Task instructions: Continue the passage addressed to Jack about his autism, picking up after its final sentence rather than from the entries.

Supplied passage:
- Opening Delimiter -

When you were about three years old, a woman suggested to me gently that I shouldn’t talk about your autism.
“Maybe it should be, you know,” she leaned in so close I could smell the spearmint gum she was chewing. “A secret.”
I almost laughed out loud. A secret! Which part of you and your autism was I supposed to keep a secret? The part where you didn’t even look up if someone talked to you?
Or how you insisted on carrying a flashlight around with you wherever we went?
Maybe the year or so when you did something called echolalia, and you mimicked every single thing I said at least eight times.
Jack put your coat on Jack put your coat on coat on coat on on on on.
How would I go about hiding it? I supposed I could have told people I had a teeny-tiny parrot in my pocket, but that seemed kind of weird.
Or that you spoke a foreign language and you didn’t understand the woman in the post office who said, “Hello Jack! How are you today?”
So I told them the truth. I said I didn’t know.
I don’t know why he repeats everything I say forty-nine thousand times.
I don’t know why he goes crazy if we tell him to put the flashlight away.
I don’t know why he won’t answer you.
Then the doctor told us your big huge official autism diagnosis and it was stamped all over a million forms, and so once again I said the truth.
He has autism. That’s why he says things over and over.
He feels comfortable when he holds certain objects.
Just keep talking, he can hear you even if he doesn’t say anything.
I can’t think of any other diagnosis that is shrouded in secrecy the way autism is. They all live and breathe out in the open like sunbathers on a warm, sandy beach.
Yet people want autism to wear some sort of fancy cover-up and stay out of the sun. For whatever reason, they are scared of it, in a way they aren’t scared of wheelchairs or hearing aids or extra chromosomes.
It’s is clouded in a murky swirl of stigma and shame and fear, and at the center of it all, pulsing like a raging heart, is blame.
The thing is, even if I tried to keep your autism a secret, people would label you anyway. People like the librarian and the kids at school and the cashier at TCBY who saw you dump the entire container of rainbow sprinkles into your huge cup of frozen yogurt.

- Closing Delimiter -

Supplied data:
- Opening Delimiter -

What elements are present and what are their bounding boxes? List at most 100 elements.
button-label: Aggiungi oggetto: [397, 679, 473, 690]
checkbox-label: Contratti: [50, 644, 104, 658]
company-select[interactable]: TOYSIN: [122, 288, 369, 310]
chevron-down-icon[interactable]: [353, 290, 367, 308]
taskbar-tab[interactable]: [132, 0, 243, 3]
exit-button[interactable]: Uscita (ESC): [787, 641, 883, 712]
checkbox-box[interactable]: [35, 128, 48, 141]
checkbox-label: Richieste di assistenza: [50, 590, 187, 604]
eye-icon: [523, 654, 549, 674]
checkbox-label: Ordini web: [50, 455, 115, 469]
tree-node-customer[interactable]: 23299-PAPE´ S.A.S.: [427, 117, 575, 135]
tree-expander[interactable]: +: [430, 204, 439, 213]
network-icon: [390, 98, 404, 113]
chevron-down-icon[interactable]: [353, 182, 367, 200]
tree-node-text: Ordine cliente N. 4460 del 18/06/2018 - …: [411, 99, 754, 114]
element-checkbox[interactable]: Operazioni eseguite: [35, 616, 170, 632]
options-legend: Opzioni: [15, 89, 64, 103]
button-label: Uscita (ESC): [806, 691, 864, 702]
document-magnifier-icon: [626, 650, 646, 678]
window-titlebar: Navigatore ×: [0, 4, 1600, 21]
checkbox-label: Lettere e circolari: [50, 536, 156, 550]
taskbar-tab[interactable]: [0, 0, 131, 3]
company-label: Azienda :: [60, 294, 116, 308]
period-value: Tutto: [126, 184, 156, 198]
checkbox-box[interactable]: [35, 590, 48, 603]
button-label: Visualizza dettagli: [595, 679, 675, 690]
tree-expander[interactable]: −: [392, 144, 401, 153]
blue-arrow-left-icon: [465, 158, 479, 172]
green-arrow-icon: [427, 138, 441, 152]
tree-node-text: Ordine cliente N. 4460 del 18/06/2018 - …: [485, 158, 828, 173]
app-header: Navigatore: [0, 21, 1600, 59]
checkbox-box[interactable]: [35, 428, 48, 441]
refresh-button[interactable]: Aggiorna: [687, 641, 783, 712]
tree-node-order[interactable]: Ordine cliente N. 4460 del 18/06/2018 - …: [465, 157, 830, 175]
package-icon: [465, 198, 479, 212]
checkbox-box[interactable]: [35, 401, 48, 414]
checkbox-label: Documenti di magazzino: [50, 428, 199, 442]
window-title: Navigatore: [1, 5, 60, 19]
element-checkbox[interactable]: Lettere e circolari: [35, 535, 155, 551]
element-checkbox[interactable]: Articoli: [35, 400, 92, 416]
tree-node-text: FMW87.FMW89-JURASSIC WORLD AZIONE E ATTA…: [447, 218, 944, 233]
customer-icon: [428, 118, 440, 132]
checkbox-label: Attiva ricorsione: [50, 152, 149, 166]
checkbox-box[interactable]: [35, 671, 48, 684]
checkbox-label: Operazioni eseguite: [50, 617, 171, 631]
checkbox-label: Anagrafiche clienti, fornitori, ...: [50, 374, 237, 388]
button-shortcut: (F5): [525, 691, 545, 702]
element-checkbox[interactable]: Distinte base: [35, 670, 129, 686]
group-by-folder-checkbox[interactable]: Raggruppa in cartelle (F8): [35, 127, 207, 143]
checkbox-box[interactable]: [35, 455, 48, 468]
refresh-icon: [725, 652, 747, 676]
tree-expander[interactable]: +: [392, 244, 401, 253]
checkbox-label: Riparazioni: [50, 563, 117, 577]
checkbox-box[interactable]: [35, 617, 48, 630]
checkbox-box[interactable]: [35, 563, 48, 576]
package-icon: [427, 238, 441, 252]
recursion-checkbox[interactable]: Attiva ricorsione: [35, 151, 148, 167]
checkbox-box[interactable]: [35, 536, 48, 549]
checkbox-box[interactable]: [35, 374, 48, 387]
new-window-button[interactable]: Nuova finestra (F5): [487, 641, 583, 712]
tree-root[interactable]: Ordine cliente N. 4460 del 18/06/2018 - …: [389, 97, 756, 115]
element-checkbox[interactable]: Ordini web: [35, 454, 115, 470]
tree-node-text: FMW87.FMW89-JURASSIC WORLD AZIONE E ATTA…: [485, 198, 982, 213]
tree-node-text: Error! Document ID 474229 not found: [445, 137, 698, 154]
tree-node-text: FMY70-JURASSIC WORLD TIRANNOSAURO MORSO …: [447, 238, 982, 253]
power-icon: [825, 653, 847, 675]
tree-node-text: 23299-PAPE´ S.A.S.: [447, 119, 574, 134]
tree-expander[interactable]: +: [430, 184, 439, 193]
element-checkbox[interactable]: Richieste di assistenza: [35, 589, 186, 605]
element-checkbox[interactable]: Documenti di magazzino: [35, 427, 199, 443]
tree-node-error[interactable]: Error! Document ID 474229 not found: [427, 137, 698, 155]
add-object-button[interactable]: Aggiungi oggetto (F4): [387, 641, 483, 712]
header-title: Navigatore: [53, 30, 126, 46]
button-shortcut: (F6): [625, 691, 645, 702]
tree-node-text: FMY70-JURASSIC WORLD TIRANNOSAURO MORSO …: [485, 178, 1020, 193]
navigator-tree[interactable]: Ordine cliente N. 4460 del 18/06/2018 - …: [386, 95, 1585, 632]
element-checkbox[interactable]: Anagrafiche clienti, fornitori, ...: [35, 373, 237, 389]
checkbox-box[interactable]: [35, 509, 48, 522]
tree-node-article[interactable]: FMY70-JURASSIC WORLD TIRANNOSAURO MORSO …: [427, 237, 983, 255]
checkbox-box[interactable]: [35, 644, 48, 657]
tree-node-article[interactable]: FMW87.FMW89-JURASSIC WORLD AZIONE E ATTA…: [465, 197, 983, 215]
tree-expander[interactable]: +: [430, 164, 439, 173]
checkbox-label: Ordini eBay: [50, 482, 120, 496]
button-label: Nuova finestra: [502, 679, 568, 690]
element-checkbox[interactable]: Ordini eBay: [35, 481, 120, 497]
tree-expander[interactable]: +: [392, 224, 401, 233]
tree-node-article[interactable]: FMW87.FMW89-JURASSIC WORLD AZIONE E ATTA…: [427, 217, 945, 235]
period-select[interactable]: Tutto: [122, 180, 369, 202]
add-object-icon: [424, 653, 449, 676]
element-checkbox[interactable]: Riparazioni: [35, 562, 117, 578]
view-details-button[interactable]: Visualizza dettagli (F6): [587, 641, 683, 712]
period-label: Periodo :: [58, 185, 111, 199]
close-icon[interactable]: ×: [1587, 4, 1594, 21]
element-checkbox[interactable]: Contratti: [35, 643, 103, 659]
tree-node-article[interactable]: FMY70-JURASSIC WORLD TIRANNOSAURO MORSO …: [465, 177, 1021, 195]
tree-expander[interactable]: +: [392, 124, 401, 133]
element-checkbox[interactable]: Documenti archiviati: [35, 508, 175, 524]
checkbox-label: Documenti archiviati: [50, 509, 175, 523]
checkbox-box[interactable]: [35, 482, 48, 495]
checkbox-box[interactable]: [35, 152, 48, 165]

- Closing Delimiter -

Output of the task:
Honestly? I’ll take autism spectrum disorder over that bunch of words any day.
In fact, when I mouth autism over your head, I can almost see the words changing—rearranging, like letters in a big hot bowl of alphabet soup.
The first few times I told people about your autism wasn’t easy, Jack. I felt vulnerable, like I had forgotten to put any clothes on and I was walking around naked, or as though I had been trying to make a beautiful, shiny bowl out of clay, but the best I could do was a misshapen mug with a cracked handle.
Although we are having one of the warmest winters on record here in New Hampshire, it is still snowing inside our house. For almost two months now, I have been trying to find you in the middle of autism’s cold, harsh blizzard.
You don’t sleep. You are nasty and mean and angry and remote and far, far away. Your body is in a constant state of deregulation and you bit your fingernails down to the quick.
You are scaring me.
Last Thursday afternoon, the school called. I could hear you screaming in the background, but I could barely concentrate because your crying was all mixed up with hot alphabet soup sentences like he’s very upset and throwing things and not safe to ride the bus.
For the second time in a month, I raced out the door to pick you up.
When I got there, you were huddled in the corner of the empty classroom, sobbing big huge empty gulps of air. Your cheeks were as red as if you’d spent the day outside.
The alphabet soup letters shifted and swirled and spun into place.
I walked slowly toward you, as if you were a rare delicate bird who would fly off into the clouds if I moved too fast. When I reached you, you stood up. I folded you in my mother-wings, careful, so careful, not to wrap too tight.
You laid your head on my shoulder and we swayed together lightly like leaves in the soft breeze. You wept, and I wept, too. I wept because of you and for you and with you.
“Take me. Home.”
I’ve had a lot of low moments when it comes to autism, but this one, Jack-a-boo, was the lowest.
Walking into school and seeing people bustling around with walkie-talkies in their hands and saying things like we had to clear the room to keep everyone safe and thinking the bright white hot thought in my brain that they were talking about you—they had to keep everyone safe from you; my gentle giant, my cake-baker, my turtleneck-wearer, my son.
All the way home you screamed you were never, ever going back. As soon as we pulled into the garage you jumped out of the car, but I stayed behind and pretended to read something on my phone.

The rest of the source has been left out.